AIM OF THE EXERCISE: Report how many lines contain "JSON"; state the number and nothing else.

AVAILABLE RECORDS:
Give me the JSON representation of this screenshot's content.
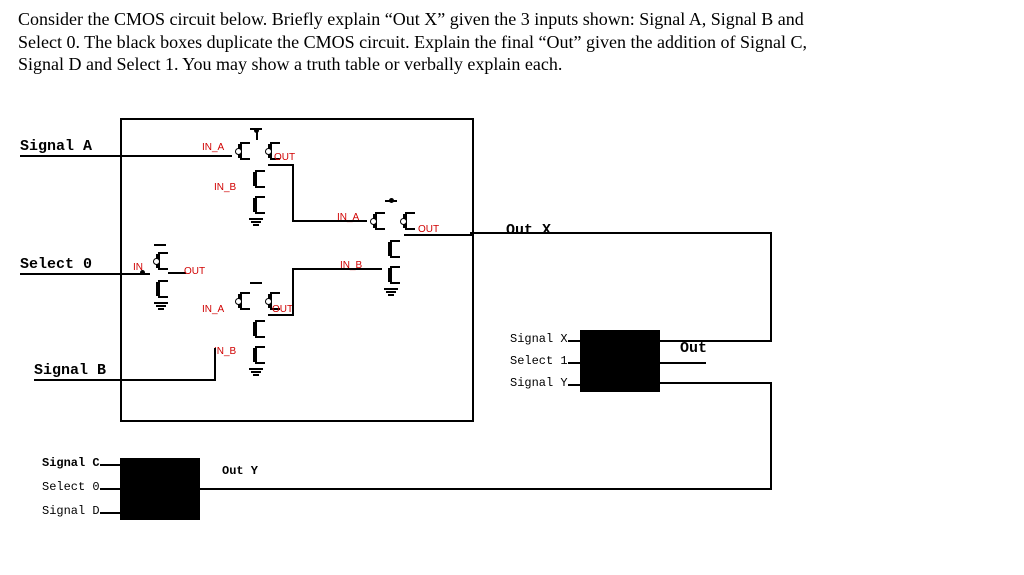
{
  "question": {
    "line1": "Consider the CMOS circuit below. Briefly explain “Out X” given the 3 inputs shown: Signal A, Signal B and",
    "line2": "Select 0. The black boxes duplicate the CMOS circuit. Explain the final “Out” given the addition of Signal C,",
    "line3": "Signal D and Select 1.  You may show a truth table or verbally explain each."
  },
  "labels": {
    "signalA": "Signal A",
    "signalB": "Signal B",
    "signalC": "Signal C",
    "signalD": "Signal D",
    "select0": "Select 0",
    "select0b": "Select 0",
    "select1": "Select 1",
    "signalX": "Signal X",
    "signalY": "Signal Y",
    "outX": "Out X",
    "outY": "Out Y",
    "out": "Out",
    "in": "IN",
    "in_a": "IN_A",
    "in_b": "IN_B",
    "out_s": "OUT"
  }
}
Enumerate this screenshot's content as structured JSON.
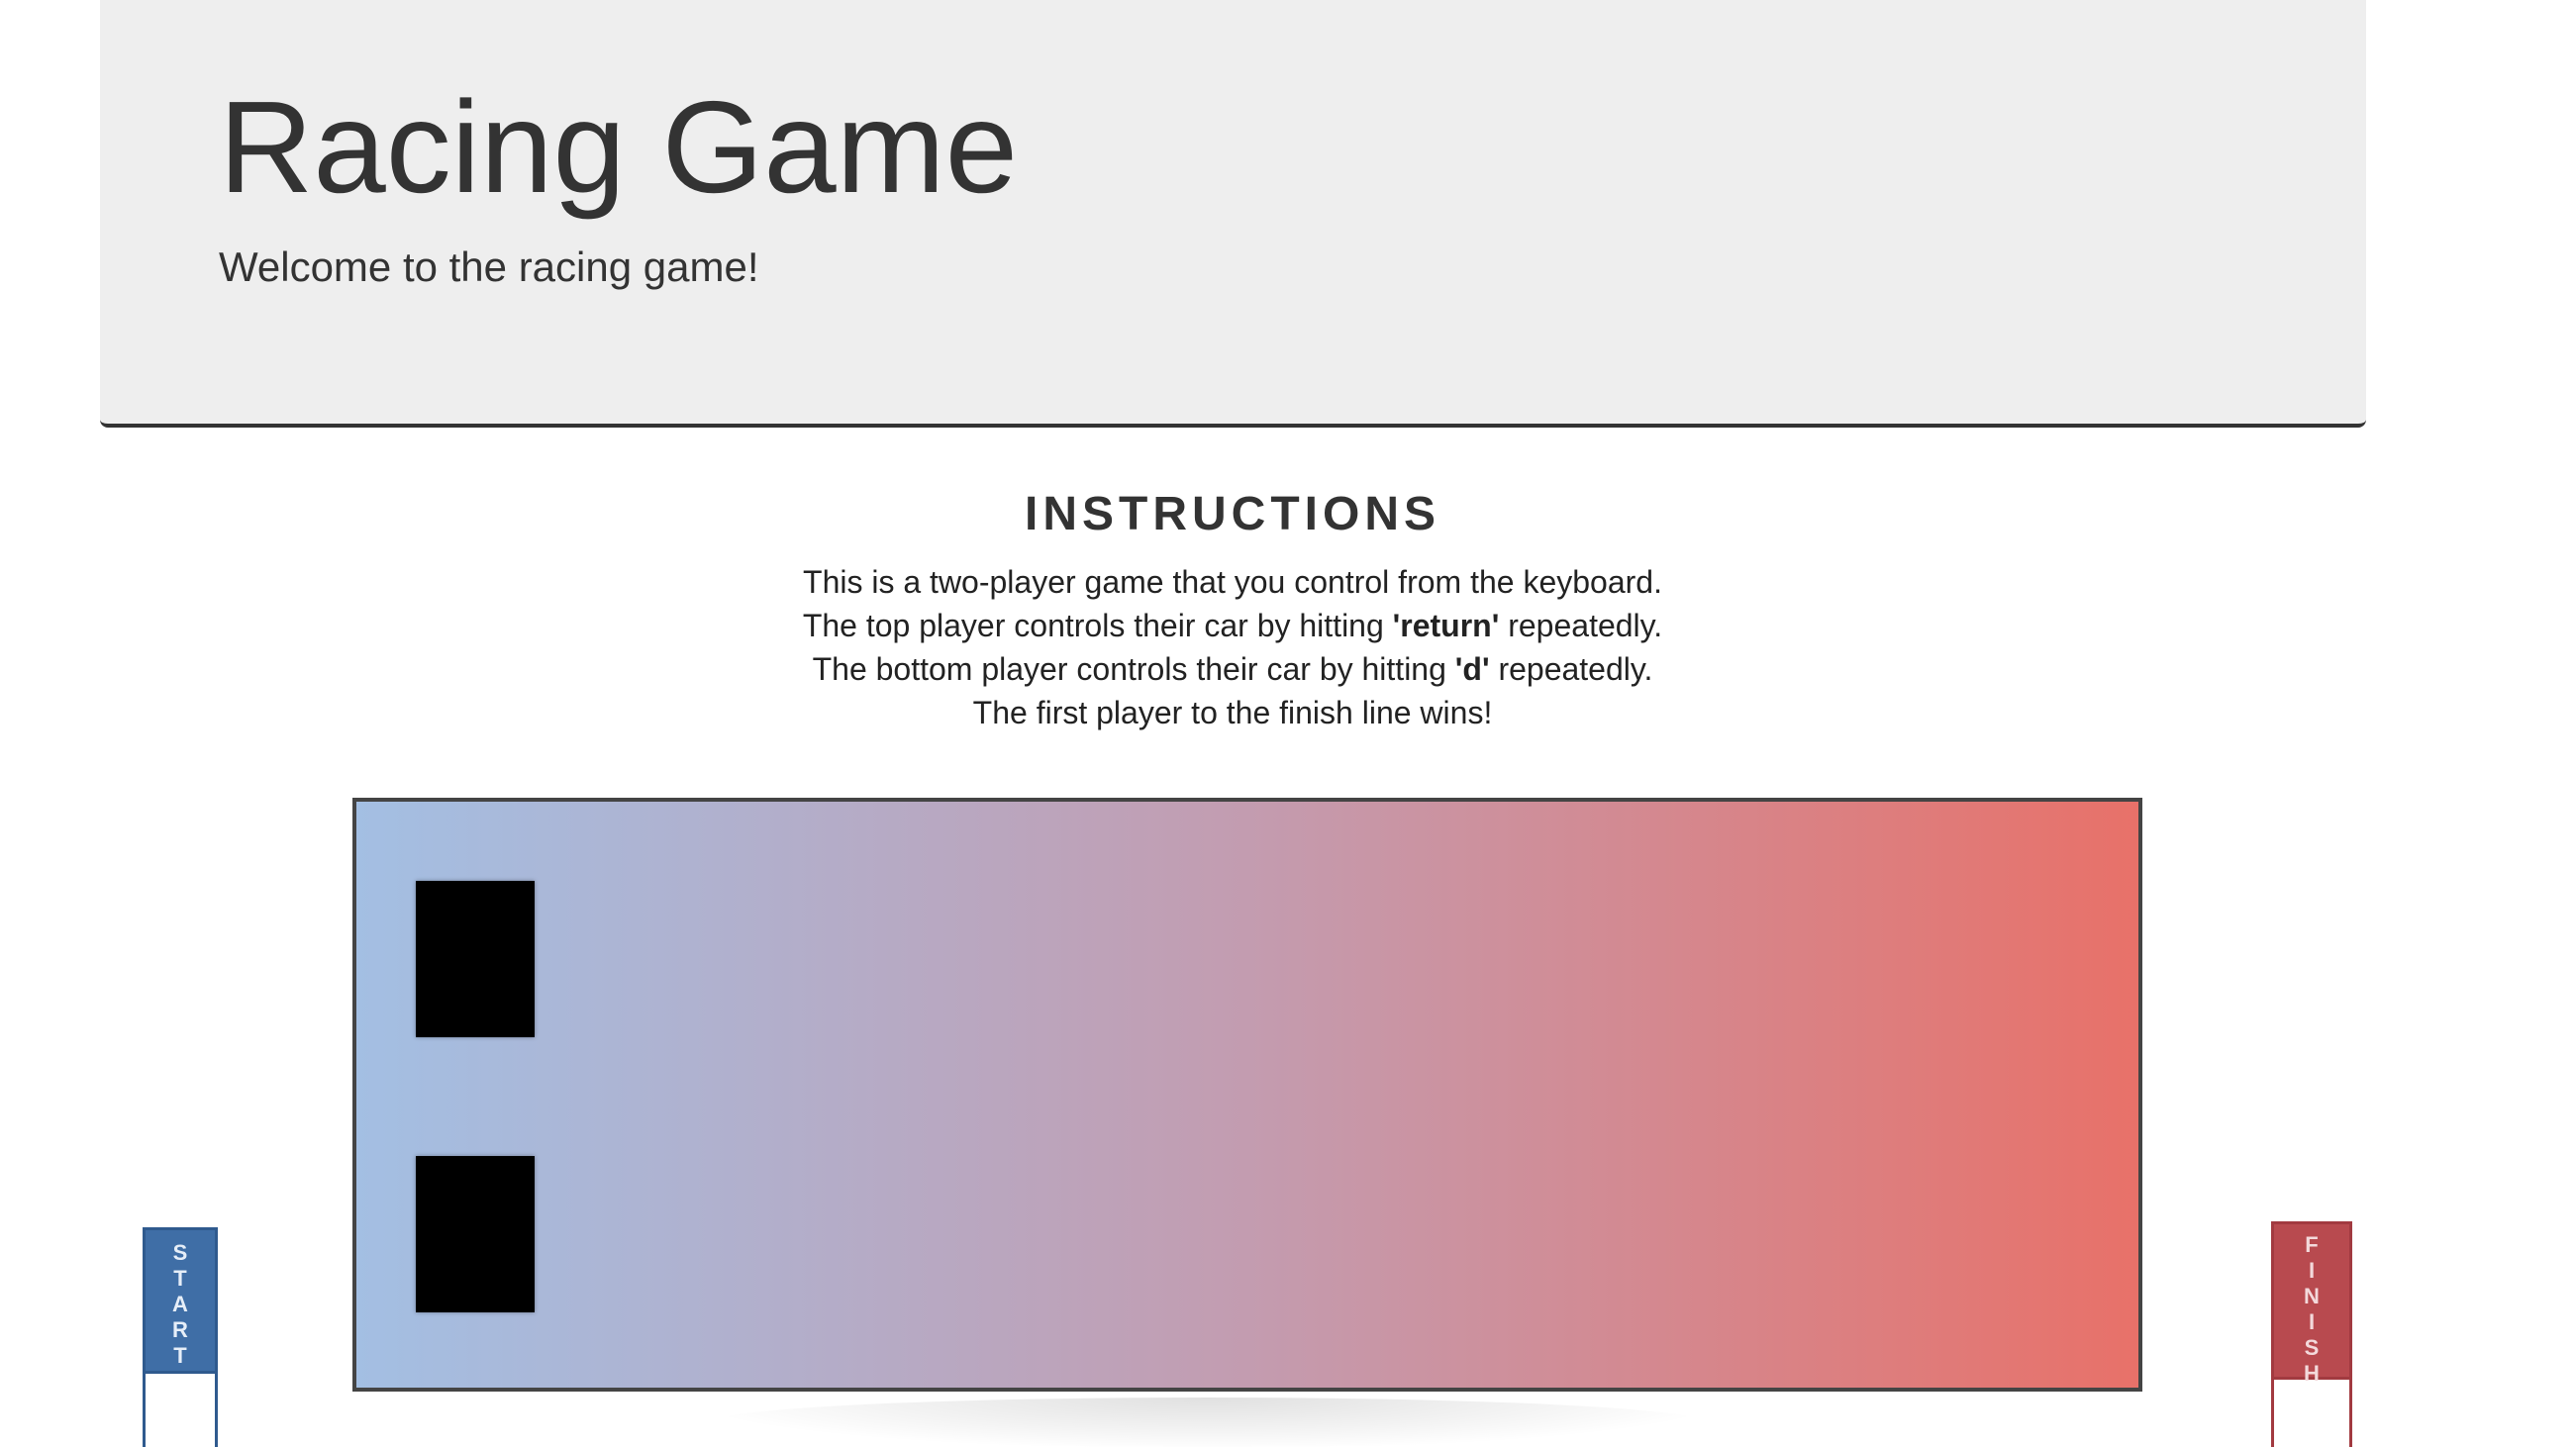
{
  "header": {
    "title": "Racing Game",
    "subtitle": "Welcome to the racing game!"
  },
  "instructions": {
    "heading": "INSTRUCTIONS",
    "line1": "This is a two-player game that you control from the keyboard.",
    "line2_before": "The top player controls their car by hitting ",
    "line2_key": "'return'",
    "line2_after": " repeatedly.",
    "line3_before": "The bottom player controls their car by hitting ",
    "line3_key": "'d'",
    "line3_after": " repeatedly.",
    "line4": "The first player to the finish line wins!"
  },
  "track": {
    "gradient_start_color": "#a3bfe3",
    "gradient_end_color": "#e87169",
    "cars": [
      {
        "player": "top",
        "color": "#000000"
      },
      {
        "player": "bottom",
        "color": "#000000"
      }
    ]
  },
  "flags": {
    "start": {
      "letters": [
        "S",
        "T",
        "A",
        "R",
        "T"
      ],
      "color": "#3f6ea6"
    },
    "finish": {
      "letters": [
        "F",
        "I",
        "N",
        "I",
        "S",
        "H"
      ],
      "color": "#b84a4f"
    }
  }
}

COMPLETED EXERCISE: 2